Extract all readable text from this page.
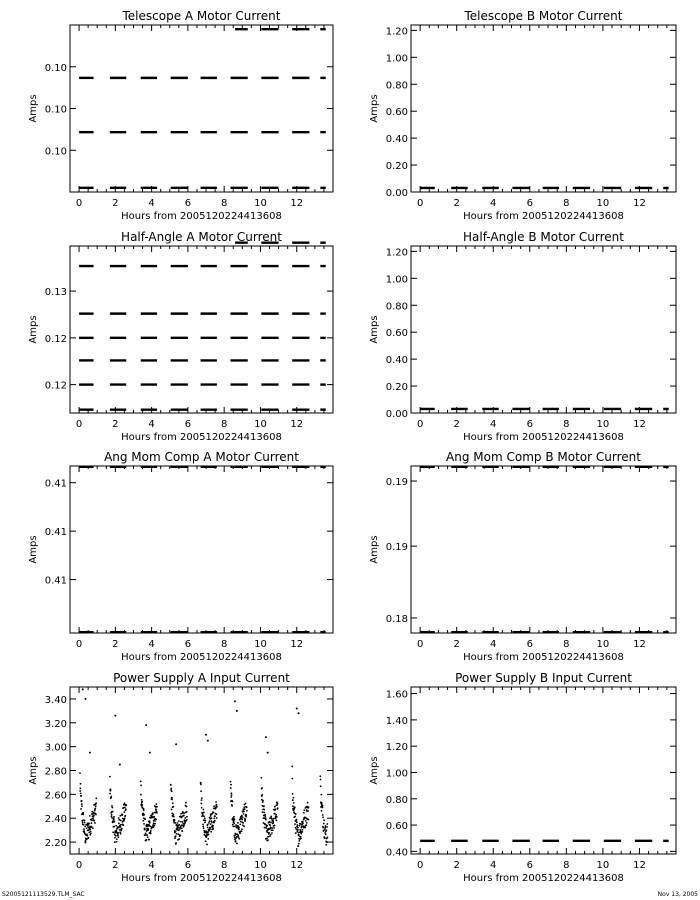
Telescope A Motor Current
0	2	4	6	8	10 12
0.10
0.10
0.10
Hours from 2005120224413608
Amps
Telescope B Motor Current
0	2	4	6	8	10 12
0.00
0.20
0.40
0.60
0.80
1.00
1.20
Hours from 2005120224413608
Amps
Half-Angle A Motor Current
0	2	4	6	8	10 12
0.12
0.12
0.13
Hours from 2005120224413608
Amps
Half-Angle B Motor Current
0	2	4	6	8	10 12
0.00
0.20
0.40
0.60
0.80
1.00
1.20
Hours from 2005120224413608
Amps
Ang Mom Comp A Motor Current
0	2	4	6	8	10 12
0.41
0.41
0.41
Hours from 2005120224413608
Amps
Ang Mom Comp B Motor Current
0	2	4	6	8	10 12
0.18
0.19
0.19
Hours from 2005120224413608
Amps
Power Supply A Input Current
0	2	4	6	8	10 12
2.20
2.40
2.60
2.80
3.00
3.20
3.40
Hours from 2005120224413608
Amps
Power Supply B Input Current
0	2	4	6	8	10 12
0.40
0.60
0.80
1.00
1.20
1.40
1.60
Hours from 2005120224413608
Amps
S2005121113529.TLM_SAC	Nov 13, 2005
━━━
#### TO BE DONE:
Work out how many lines of the listing above include "Telescope". Answer with the number and nothing more.

#### COMPLETE ANSWER:
2